The exercise: Only the pictures are to be left out; set down the rest of the records exactly.

Recorded information:

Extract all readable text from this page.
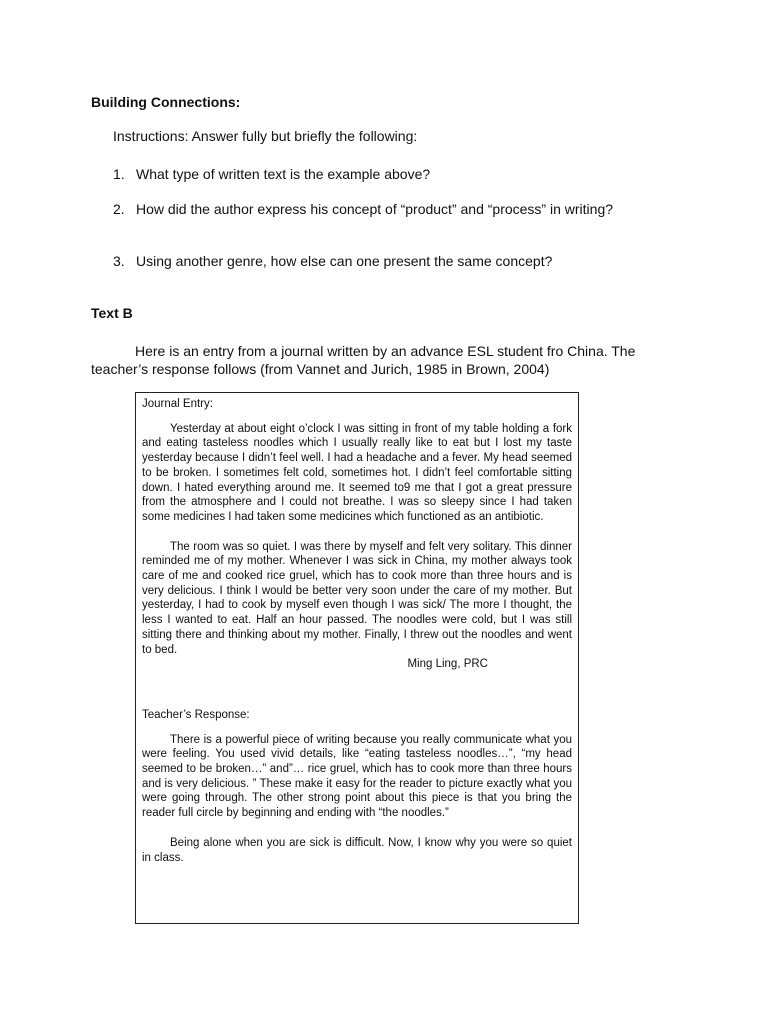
Building Connections:

Instructions: Answer fully but briefly the following:

1. What type of written text is the example above?

2. How did the author express his concept of “product” and “process” in writing?

3. Using another genre, how else can one present the same concept?

Text B

Here is an entry from a journal written by an advance ESL student fro China. The teacher’s response follows (from Vannet and Jurich, 1985 in Brown, 2004)

Journal Entry:

Yesterday at about eight o’clock I was sitting in front of my table holding a fork and eating tasteless noodles which I usually really like to eat but I lost my taste yesterday because I didn’t feel well. I had a headache and a fever. My head seemed to be broken. I sometimes felt cold, sometimes hot. I didn’t feel comfortable sitting down. I hated everything around me. It seemed to9 me that I got a great pressure from the atmosphere and I could not breathe. I was so sleepy since I had taken some medicines I had taken some medicines which functioned as an antibiotic.

The room was so quiet. I was there by myself and felt very solitary. This dinner reminded me of my mother. Whenever I was sick in China, my mother always took care of me and cooked rice gruel, which has to cook more than three hours and is very delicious. I think I would be better very soon under the care of my mother. But yesterday, I had to cook by myself even though I was sick/ The more I thought, the less I wanted to eat. Half an hour passed. The noodles were cold, but I was still sitting there and thinking about my mother. Finally, I threw out the noodles and went to bed.

Ming Ling, PRC

Teacher’s Response:

There is a powerful piece of writing because you really communicate what you were feeling. You used vivid details, like “eating tasteless noodles…”, “my head seemed to be broken…” and”… rice gruel, which has to cook more than three hours and is very delicious. ” These make it easy for the reader to picture exactly what you were going through. The other strong point about this piece is that you bring the reader full circle by beginning and ending with “the noodles.”

Being alone when you are sick is difficult. Now, I know why you were so quiet in class.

Solution to the problem:
Extract all readable text from this page.
Building Connections:

Instructions: Answer fully but briefly the following:

1. What type of written text is the example above?

2. How did the author express his concept of “product” and “process” in writing?

3. Using another genre, how else can one present the same concept?

Text B

Here is an entry from a journal written by an advance ESL student fro China. The teacher’s response follows (from Vannet and Jurich, 1985 in Brown, 2004)

Journal Entry:

Yesterday at about eight o’clock I was sitting in front of my table holding a fork and eating tasteless noodles which I usually really like to eat but I lost my taste yesterday because I didn’t feel well. I had a headache and a fever. My head seemed to be broken. I sometimes felt cold, sometimes hot. I didn’t feel comfortable sitting down. I hated everything around me. It seemed to9 me that I got a great pressure from the atmosphere and I could not breathe. I was so sleepy since I had taken some medicines I had taken some medicines which functioned as an antibiotic.

The room was so quiet. I was there by myself and felt very solitary. This dinner reminded me of my mother. Whenever I was sick in China, my mother always took care of me and cooked rice gruel, which has to cook more than three hours and is very delicious. I think I would be better very soon under the care of my mother. But yesterday, I had to cook by myself even though I was sick/ The more I thought, the less I wanted to eat. Half an hour passed. The noodles were cold, but I was still sitting there and thinking about my mother. Finally, I threw out the noodles and went to bed.

Ming Ling, PRC

Teacher’s Response:

There is a powerful piece of writing because you really communicate what you were feeling. You used vivid details, like “eating tasteless noodles…”, “my head seemed to be broken…” and”… rice gruel, which has to cook more than three hours and is very delicious. ” These make it easy for the reader to picture exactly what you were going through. The other strong point about this piece is that you bring the reader full circle by beginning and ending with “the noodles.”

Being alone when you are sick is difficult. Now, I know why you were so quiet in class.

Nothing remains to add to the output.